> _WHAT YOU HAVE TO DO_:
Each entry here needs to be set down again exactly, please; pictures are left out.
-------- DATA IN THIS EXERCISE
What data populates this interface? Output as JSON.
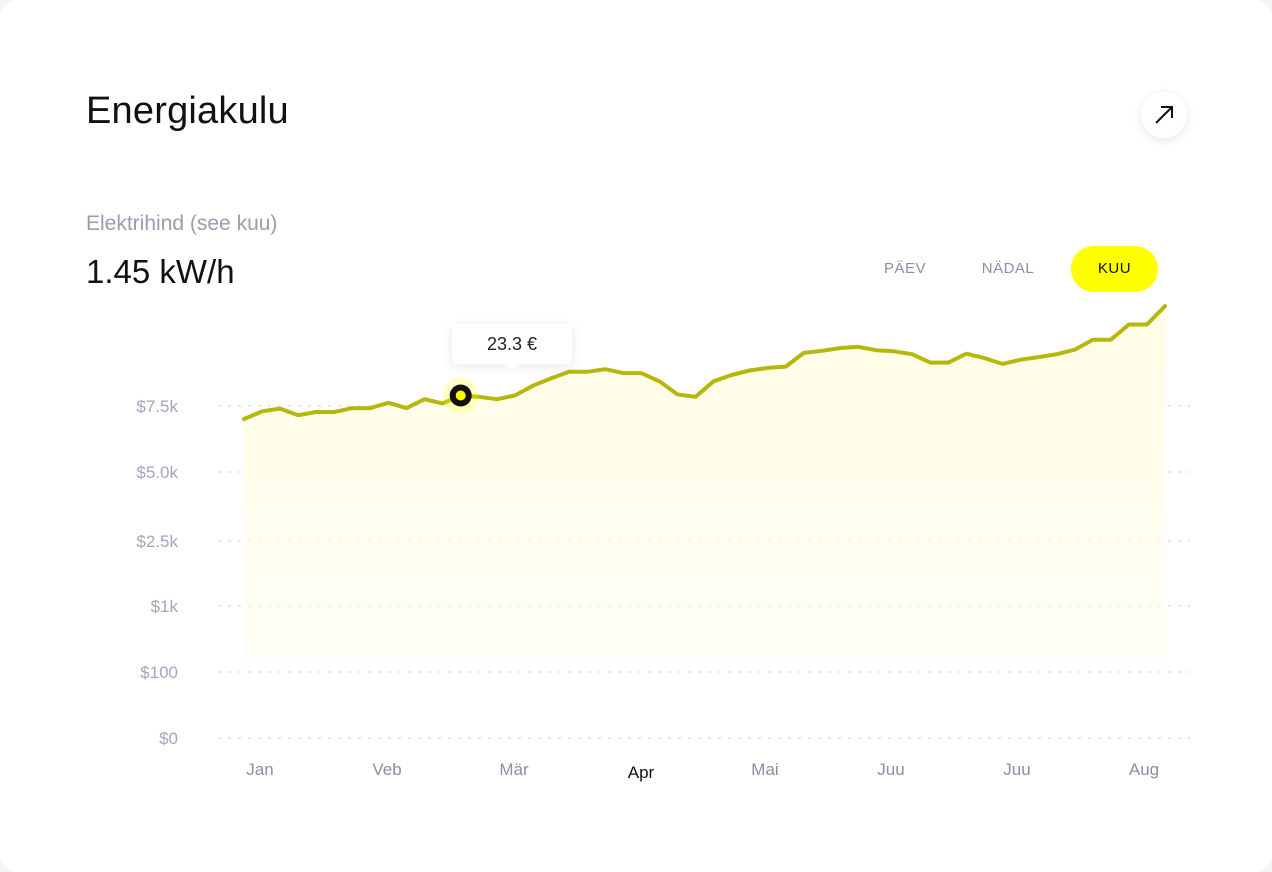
{
  "header": {
    "title": "Energiakulu",
    "expand_icon": "arrow-up-right-icon"
  },
  "summary": {
    "label": "Elektrihind (see kuu)",
    "value": "1.45 kW/h"
  },
  "tabs": [
    {
      "label": "PÄEV",
      "active": false
    },
    {
      "label": "NÄDAL",
      "active": false
    },
    {
      "label": "KUU",
      "active": true
    }
  ],
  "tooltip": {
    "text": "23.3 €"
  },
  "colors": {
    "accent": "#ffff00",
    "line": "#b5b80a",
    "fill": "#fffde5",
    "marker": "#111111"
  },
  "chart_data": {
    "type": "area",
    "y_ticks": [
      "$0",
      "$100",
      "$1k",
      "$2.5k",
      "$5.0k",
      "$7.5k"
    ],
    "x_ticks": [
      "Jan",
      "Veb",
      "Mär",
      "Apr",
      "Mai",
      "Juu",
      "Juu",
      "Aug"
    ],
    "active_x_tick": 3,
    "grid": true,
    "highlight_index": 12,
    "series": [
      {
        "values": [
          7.0,
          7.3,
          7.4,
          7.15,
          7.27,
          7.27,
          7.42,
          7.42,
          7.62,
          7.42,
          7.76,
          7.6,
          7.9,
          7.85,
          7.76,
          7.9,
          8.27,
          8.55,
          8.8,
          8.8,
          8.9,
          8.75,
          8.75,
          8.44,
          7.94,
          7.85,
          8.44,
          8.68,
          8.85,
          8.95,
          9.0,
          9.52,
          9.6,
          9.7,
          9.75,
          9.62,
          9.58,
          9.47,
          9.15,
          9.15,
          9.49,
          9.32,
          9.1,
          9.26,
          9.36,
          9.47,
          9.64,
          10.02,
          10.02,
          10.6,
          10.6,
          11.3
        ]
      }
    ]
  }
}
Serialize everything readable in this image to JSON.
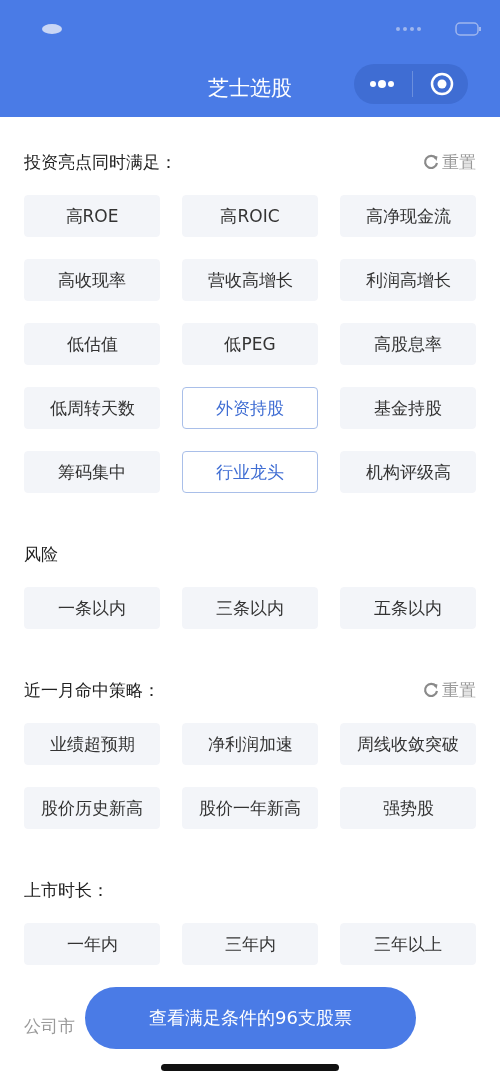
{
  "title": "芝士选股",
  "sections": [
    {
      "heading": "投资亮点同时满足：",
      "reset": "重置",
      "chips": [
        {
          "label": "高ROE",
          "selected": false
        },
        {
          "label": "高ROIC",
          "selected": false
        },
        {
          "label": "高净现金流",
          "selected": false
        },
        {
          "label": "高收现率",
          "selected": false
        },
        {
          "label": "营收高增长",
          "selected": false
        },
        {
          "label": "利润高增长",
          "selected": false
        },
        {
          "label": "低估值",
          "selected": false
        },
        {
          "label": "低PEG",
          "selected": false
        },
        {
          "label": "高股息率",
          "selected": false
        },
        {
          "label": "低周转天数",
          "selected": false
        },
        {
          "label": "外资持股",
          "selected": true
        },
        {
          "label": "基金持股",
          "selected": false
        },
        {
          "label": "筹码集中",
          "selected": false
        },
        {
          "label": "行业龙头",
          "selected": true
        },
        {
          "label": "机构评级高",
          "selected": false
        }
      ]
    },
    {
      "heading": "风险",
      "chips": [
        {
          "label": "一条以内",
          "selected": false
        },
        {
          "label": "三条以内",
          "selected": false
        },
        {
          "label": "五条以内",
          "selected": false
        }
      ]
    },
    {
      "heading": "近一月命中策略：",
      "reset": "重置",
      "chips": [
        {
          "label": "业绩超预期",
          "selected": false
        },
        {
          "label": "净利润加速",
          "selected": false
        },
        {
          "label": "周线收敛突破",
          "selected": false
        },
        {
          "label": "股价历史新高",
          "selected": false
        },
        {
          "label": "股价一年新高",
          "selected": false
        },
        {
          "label": "强势股",
          "selected": false
        }
      ]
    },
    {
      "heading": "上市时长：",
      "chips": [
        {
          "label": "一年内",
          "selected": false
        },
        {
          "label": "三年内",
          "selected": false
        },
        {
          "label": "三年以上",
          "selected": false
        }
      ]
    },
    {
      "heading": "公司市"
    }
  ],
  "action_button": "查看满足条件的96支股票"
}
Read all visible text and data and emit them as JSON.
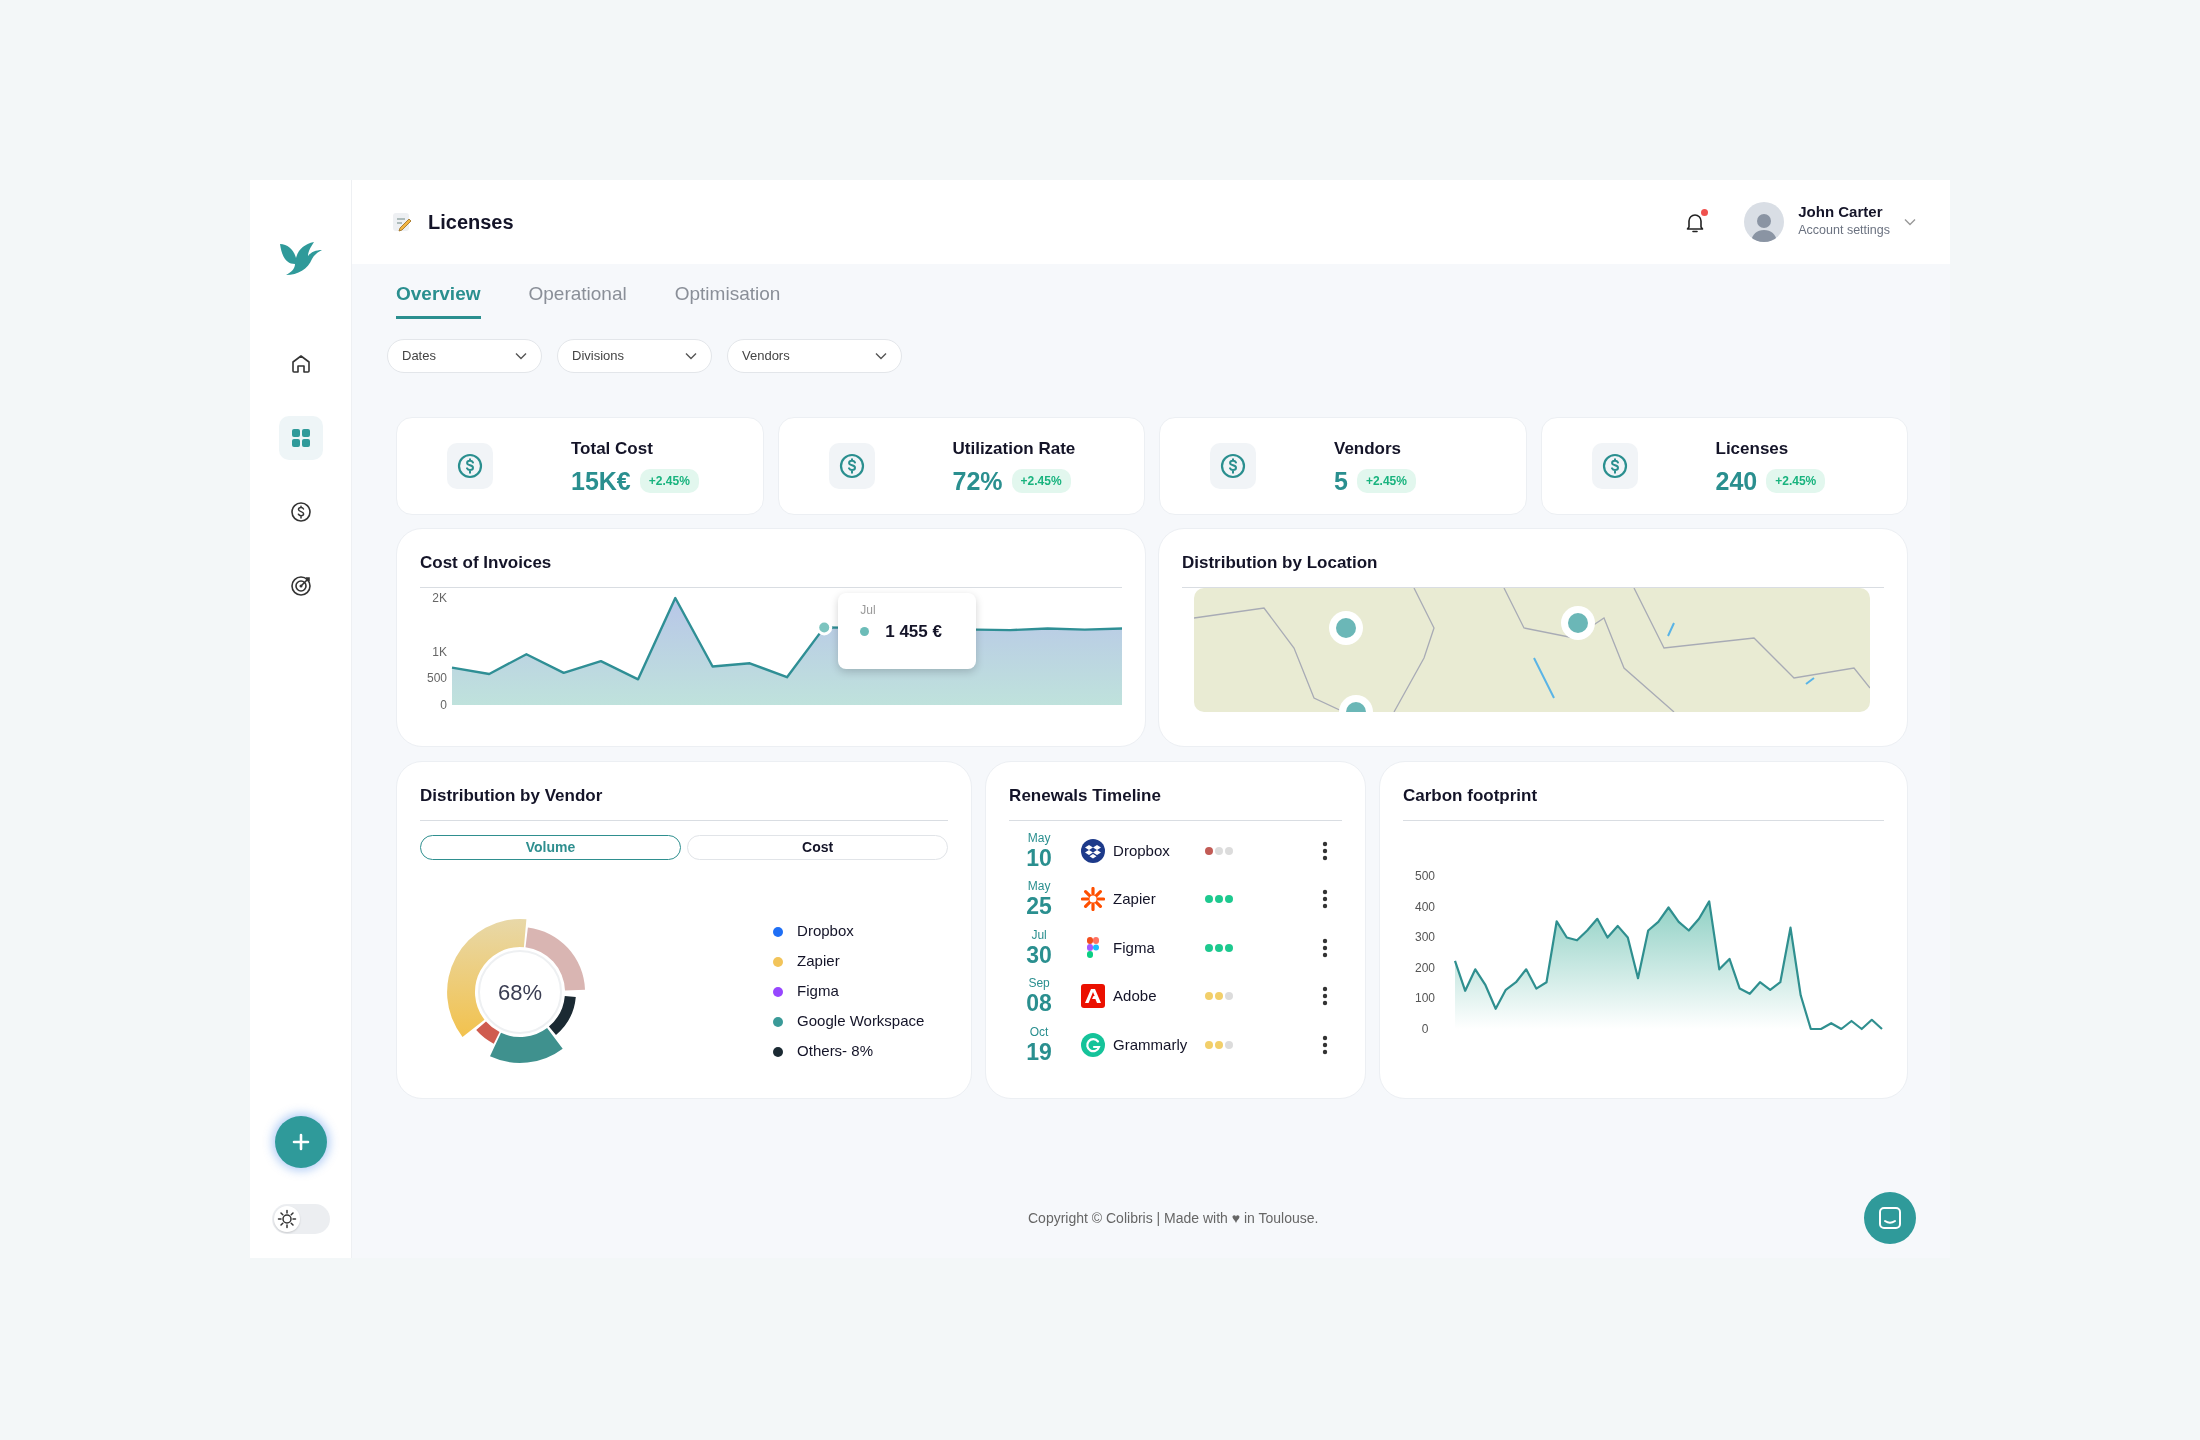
----------------
> _THE REPLY_:
What data populates this interface? Output as JSON.
{
  "header": {
    "title": "Energiakulu",
    "expand_icon": "arrow-up-right-icon"
  },
  "summary": {
    "label": "Elektrihind (see kuu)",
    "value": "1.45 kW/h"
  },
  "tabs": [
    {
      "label": "PÄEV",
      "active": false
    },
    {
      "label": "NÄDAL",
      "active": false
    },
    {
      "label": "KUU",
      "active": true
    }
  ],
  "tooltip": {
    "text": "23.3 €"
  },
  "colors": {
    "accent": "#ffff00",
    "line": "#b5b80a",
    "fill": "#fffde5",
    "marker": "#111111"
  },
  "chart_data": {
    "type": "area",
    "y_ticks": [
      "$0",
      "$100",
      "$1k",
      "$2.5k",
      "$5.0k",
      "$7.5k"
    ],
    "x_ticks": [
      "Jan",
      "Veb",
      "Mär",
      "Apr",
      "Mai",
      "Juu",
      "Juu",
      "Aug"
    ],
    "active_x_tick": 3,
    "grid": true,
    "highlight_index": 12,
    "series": [
      {
        "values": [
          7.0,
          7.3,
          7.4,
          7.15,
          7.27,
          7.27,
          7.42,
          7.42,
          7.62,
          7.42,
          7.76,
          7.6,
          7.9,
          7.85,
          7.76,
          7.9,
          8.27,
          8.55,
          8.8,
          8.8,
          8.9,
          8.75,
          8.75,
          8.44,
          7.94,
          7.85,
          8.44,
          8.68,
          8.85,
          8.95,
          9.0,
          9.52,
          9.6,
          9.7,
          9.75,
          9.62,
          9.58,
          9.47,
          9.15,
          9.15,
          9.49,
          9.32,
          9.1,
          9.26,
          9.36,
          9.47,
          9.64,
          10.02,
          10.02,
          10.6,
          10.6,
          11.3
        ]
      }
    ]
  }
}
Serialize everything readable in this image to JSON.
{
  "title": "芝士选股",
  "sections": [
    {
      "heading": "投资亮点同时满足：",
      "reset": "重置",
      "chips": [
        {
          "label": "高ROE",
          "selected": false
        },
        {
          "label": "高ROIC",
          "selected": false
        },
        {
          "label": "高净现金流",
          "selected": false
        },
        {
          "label": "高收现率",
          "selected": false
        },
        {
          "label": "营收高增长",
          "selected": false
        },
        {
          "label": "利润高增长",
          "selected": false
        },
        {
          "label": "低估值",
          "selected": false
        },
        {
          "label": "低PEG",
          "selected": false
        },
        {
          "label": "高股息率",
          "selected": false
        },
        {
          "label": "低周转天数",
          "selected": false
        },
        {
          "label": "外资持股",
          "selected": true
        },
        {
          "label": "基金持股",
          "selected": false
        },
        {
          "label": "筹码集中",
          "selected": false
        },
        {
          "label": "行业龙头",
          "selected": true
        },
        {
          "label": "机构评级高",
          "selected": false
        }
      ]
    },
    {
      "heading": "风险",
      "chips": [
        {
          "label": "一条以内",
          "selected": false
        },
        {
          "label": "三条以内",
          "selected": false
        },
        {
          "label": "五条以内",
          "selected": false
        }
      ]
    },
    {
      "heading": "近一月命中策略：",
      "reset": "重置",
      "chips": [
        {
          "label": "业绩超预期",
          "selected": false
        },
        {
          "label": "净利润加速",
          "selected": false
        },
        {
          "label": "周线收敛突破",
          "selected": false
        },
        {
          "label": "股价历史新高",
          "selected": false
        },
        {
          "label": "股价一年新高",
          "selected": false
        },
        {
          "label": "强势股",
          "selected": false
        }
      ]
    },
    {
      "heading": "上市时长：",
      "chips": [
        {
          "label": "一年内",
          "selected": false
        },
        {
          "label": "三年内",
          "selected": false
        },
        {
          "label": "三年以上",
          "selected": false
        }
      ]
    },
    {
      "heading": "公司市"
    }
  ],
  "action_button": "查看满足条件的96支股票"
}
Read all visible text and data and emit them as JSON.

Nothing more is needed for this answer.